• **Exercises**:
(1) List every distinct term that appears in quotation marks in the Unity optimization post.
(2) In the Unity optimization post, what max texture size is suggested for a small texture? Please answer in a few words.
(3) Retype the part of the Unity optimization post starting at "Since this post, I've" and ending at "select the material.".

Sure, no problem.
Since this post, I've done some more work on optimizing and come up with a few other things. So in total, my optimization strategy is the following:
1 - Set all large music files (background music usually) to "Stream from Disc" and "Compressed" and uncheck the "3D Sound option". This is all just done in the Unity 3d Inspector screen when you select the music file.
2 - Select all meshes / skinned mesh renderers of objects used in your game and set the shader in the related material to Mobile / Diffused. I don't bother with normal maps and specular maps for a mobile game. Setting to a mobile ready diffuse shader cuts down the number of textures for that shader to just one. This is again done in the inspector screen in Unity when you select the material.
3 - For all textures being used in your game, make sure they are compressed as much as possible. Set the compression to "Compressed" or DXT5 if you're using Advanced settings. Now click the "Override for WP8" button in the inspector and select a low max texture size. Something like 32x32 for a small texture and 128x128 for a larger one. You can have the object using the texture on your scene view and then as you adjust the texture size, you'll see how it looks so you can experiment until you finding something acceptable. This is all done in the inspector screen again.
4 - If you are using Light Mapping (and I highly recommend it over dynamic shadows for performance reasons), you should also select the light map textures and reduce them to something small in the same way as you do for other textures.

• **Data for analysis**:
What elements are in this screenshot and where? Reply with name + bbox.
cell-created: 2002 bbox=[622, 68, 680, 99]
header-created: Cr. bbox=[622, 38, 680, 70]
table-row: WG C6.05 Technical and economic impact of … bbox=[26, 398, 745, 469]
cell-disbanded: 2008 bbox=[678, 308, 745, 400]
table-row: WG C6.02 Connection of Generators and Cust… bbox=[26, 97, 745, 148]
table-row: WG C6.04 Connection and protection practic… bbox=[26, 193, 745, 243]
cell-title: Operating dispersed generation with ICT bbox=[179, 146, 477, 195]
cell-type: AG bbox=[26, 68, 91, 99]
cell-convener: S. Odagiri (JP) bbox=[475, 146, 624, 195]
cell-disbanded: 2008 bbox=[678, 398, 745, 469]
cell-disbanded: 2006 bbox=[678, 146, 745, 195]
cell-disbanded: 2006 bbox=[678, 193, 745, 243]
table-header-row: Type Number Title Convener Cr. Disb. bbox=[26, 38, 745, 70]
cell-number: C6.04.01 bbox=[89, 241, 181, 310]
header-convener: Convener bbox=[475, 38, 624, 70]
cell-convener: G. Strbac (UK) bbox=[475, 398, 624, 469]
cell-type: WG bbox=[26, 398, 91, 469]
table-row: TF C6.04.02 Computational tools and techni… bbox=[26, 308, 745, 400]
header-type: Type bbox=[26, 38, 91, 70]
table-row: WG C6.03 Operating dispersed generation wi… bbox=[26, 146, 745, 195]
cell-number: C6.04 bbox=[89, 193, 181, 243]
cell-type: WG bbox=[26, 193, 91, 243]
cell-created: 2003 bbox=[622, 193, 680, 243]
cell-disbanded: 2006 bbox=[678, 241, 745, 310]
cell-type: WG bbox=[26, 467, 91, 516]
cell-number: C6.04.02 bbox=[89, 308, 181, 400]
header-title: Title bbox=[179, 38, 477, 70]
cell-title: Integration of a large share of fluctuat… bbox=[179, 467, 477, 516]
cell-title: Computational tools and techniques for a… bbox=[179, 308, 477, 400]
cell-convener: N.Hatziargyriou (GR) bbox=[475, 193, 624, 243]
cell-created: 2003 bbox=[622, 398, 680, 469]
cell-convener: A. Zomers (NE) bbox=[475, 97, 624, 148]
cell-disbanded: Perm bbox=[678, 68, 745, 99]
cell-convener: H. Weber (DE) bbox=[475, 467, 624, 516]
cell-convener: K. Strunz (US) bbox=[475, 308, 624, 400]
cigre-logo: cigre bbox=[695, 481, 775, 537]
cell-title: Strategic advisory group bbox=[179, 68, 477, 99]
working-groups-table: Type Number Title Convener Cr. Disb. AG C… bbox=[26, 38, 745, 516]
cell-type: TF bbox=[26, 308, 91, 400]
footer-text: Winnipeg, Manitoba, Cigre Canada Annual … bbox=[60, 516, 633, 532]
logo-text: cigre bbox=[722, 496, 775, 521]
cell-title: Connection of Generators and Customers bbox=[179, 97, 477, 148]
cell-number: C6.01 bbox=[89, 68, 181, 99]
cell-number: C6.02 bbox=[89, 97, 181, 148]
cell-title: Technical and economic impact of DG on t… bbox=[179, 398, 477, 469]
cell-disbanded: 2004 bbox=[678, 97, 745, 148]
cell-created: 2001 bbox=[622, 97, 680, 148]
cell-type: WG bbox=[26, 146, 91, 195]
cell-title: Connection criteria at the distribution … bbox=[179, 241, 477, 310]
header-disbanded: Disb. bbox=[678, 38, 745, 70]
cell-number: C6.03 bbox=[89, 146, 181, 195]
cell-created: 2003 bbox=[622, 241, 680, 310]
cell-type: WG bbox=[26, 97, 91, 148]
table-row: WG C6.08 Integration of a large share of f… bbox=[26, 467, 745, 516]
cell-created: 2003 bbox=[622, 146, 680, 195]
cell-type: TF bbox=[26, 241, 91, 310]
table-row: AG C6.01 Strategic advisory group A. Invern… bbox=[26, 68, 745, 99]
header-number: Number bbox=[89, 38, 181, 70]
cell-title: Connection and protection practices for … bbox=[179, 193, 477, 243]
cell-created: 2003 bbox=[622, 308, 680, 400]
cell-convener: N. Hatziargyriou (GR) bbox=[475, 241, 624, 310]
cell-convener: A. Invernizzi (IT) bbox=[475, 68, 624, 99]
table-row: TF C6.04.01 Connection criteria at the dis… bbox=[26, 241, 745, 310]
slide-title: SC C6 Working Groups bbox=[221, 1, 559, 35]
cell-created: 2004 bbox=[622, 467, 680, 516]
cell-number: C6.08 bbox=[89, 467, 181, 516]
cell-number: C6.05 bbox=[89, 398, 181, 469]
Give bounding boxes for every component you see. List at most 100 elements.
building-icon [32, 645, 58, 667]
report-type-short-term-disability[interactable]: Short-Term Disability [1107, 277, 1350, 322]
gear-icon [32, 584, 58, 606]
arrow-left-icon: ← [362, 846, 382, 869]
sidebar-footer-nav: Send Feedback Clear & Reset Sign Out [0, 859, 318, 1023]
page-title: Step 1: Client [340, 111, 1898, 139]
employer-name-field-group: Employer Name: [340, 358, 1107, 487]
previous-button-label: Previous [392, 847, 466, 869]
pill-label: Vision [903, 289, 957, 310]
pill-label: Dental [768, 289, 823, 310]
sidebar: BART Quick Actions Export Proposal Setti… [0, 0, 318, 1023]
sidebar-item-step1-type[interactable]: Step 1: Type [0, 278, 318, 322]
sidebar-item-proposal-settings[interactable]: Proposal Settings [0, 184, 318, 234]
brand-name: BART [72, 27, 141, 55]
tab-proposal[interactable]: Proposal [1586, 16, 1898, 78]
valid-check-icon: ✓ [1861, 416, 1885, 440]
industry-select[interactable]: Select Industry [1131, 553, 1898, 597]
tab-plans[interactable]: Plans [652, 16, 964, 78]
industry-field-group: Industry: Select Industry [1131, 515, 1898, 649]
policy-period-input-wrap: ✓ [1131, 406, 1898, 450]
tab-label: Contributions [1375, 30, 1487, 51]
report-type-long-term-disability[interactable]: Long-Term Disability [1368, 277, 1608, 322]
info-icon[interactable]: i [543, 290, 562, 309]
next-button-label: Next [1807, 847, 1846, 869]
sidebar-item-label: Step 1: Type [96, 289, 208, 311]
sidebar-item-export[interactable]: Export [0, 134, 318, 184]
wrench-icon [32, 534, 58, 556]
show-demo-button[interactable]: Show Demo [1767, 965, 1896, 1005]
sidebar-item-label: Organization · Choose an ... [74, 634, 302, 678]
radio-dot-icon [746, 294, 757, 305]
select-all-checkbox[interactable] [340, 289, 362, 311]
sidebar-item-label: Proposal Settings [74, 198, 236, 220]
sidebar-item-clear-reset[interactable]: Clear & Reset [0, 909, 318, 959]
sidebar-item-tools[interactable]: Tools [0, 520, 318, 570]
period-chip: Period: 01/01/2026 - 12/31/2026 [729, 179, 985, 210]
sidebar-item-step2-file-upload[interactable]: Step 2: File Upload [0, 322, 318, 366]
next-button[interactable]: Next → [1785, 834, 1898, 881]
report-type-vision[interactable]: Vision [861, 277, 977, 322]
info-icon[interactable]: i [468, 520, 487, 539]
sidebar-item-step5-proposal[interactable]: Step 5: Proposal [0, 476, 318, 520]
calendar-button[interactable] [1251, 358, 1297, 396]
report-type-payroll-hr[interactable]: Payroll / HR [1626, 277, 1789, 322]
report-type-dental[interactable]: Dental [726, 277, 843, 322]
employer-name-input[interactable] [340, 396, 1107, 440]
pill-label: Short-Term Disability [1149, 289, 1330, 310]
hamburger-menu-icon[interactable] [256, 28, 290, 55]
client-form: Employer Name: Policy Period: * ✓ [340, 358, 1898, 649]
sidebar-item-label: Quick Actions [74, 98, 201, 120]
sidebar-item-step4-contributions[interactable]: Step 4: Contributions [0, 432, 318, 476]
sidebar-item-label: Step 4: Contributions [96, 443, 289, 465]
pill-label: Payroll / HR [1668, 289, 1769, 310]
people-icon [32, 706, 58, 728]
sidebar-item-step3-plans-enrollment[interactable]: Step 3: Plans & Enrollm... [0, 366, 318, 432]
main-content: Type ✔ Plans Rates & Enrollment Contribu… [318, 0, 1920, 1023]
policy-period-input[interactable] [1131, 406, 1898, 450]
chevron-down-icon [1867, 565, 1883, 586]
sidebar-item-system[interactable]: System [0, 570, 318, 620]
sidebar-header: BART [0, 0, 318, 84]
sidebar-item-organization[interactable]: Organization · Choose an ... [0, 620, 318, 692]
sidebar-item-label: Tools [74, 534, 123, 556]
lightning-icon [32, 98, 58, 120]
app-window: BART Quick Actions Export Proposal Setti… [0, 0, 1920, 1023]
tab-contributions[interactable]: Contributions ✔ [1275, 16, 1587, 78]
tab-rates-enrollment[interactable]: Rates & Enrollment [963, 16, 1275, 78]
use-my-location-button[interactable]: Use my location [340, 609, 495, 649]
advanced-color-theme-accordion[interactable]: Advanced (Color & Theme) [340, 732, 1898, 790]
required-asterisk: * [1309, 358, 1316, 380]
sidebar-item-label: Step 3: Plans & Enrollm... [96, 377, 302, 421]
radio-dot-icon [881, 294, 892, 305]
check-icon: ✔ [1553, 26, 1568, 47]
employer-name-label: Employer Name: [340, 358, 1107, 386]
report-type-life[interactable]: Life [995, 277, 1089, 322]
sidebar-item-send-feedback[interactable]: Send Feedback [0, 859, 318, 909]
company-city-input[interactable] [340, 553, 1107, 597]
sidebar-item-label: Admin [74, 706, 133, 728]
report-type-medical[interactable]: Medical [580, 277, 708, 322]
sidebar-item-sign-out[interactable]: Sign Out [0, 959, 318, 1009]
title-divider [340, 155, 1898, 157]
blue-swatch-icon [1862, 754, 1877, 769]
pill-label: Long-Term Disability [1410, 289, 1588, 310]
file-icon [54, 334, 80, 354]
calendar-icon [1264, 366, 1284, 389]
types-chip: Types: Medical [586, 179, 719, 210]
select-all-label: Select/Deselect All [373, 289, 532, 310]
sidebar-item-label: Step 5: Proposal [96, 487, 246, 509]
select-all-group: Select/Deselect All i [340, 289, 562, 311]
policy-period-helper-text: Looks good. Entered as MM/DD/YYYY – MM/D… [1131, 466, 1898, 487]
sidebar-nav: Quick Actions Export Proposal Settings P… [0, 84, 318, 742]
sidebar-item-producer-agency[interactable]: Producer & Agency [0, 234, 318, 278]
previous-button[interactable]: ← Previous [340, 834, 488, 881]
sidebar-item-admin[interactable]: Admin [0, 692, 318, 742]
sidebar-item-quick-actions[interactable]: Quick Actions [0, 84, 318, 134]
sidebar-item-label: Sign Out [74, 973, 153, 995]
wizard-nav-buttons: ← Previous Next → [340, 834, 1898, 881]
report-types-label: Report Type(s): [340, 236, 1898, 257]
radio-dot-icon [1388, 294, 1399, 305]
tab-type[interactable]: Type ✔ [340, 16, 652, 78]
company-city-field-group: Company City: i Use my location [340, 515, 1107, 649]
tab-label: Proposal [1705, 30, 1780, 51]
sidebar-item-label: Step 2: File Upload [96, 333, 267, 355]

• **Answer set**:
(1)
- Stream from Disc
- Compressed
- 3D Sound option
- Override for WP8

(2) 32x32

(3)
Since this post, I've done some more work on optimizing and come up with a few other things. So in total, my optimization strategy is the following:
1 - Set all large music files (background music usually) to "Stream from Disc" and "Compressed" and uncheck the "3D Sound option". This is all just done in the Unity 3d Inspector screen when you select the music file.
2 - Select all meshes / skinned mesh renderers of objects used in your game and set the shader in the related material to Mobile / Diffused. I don't bother with normal maps and specular maps for a mobile game. Setting to a mobile ready diffuse shader cuts down the number of textures for that shader to just one. This is again done in the inspector screen in Unity when you select the material.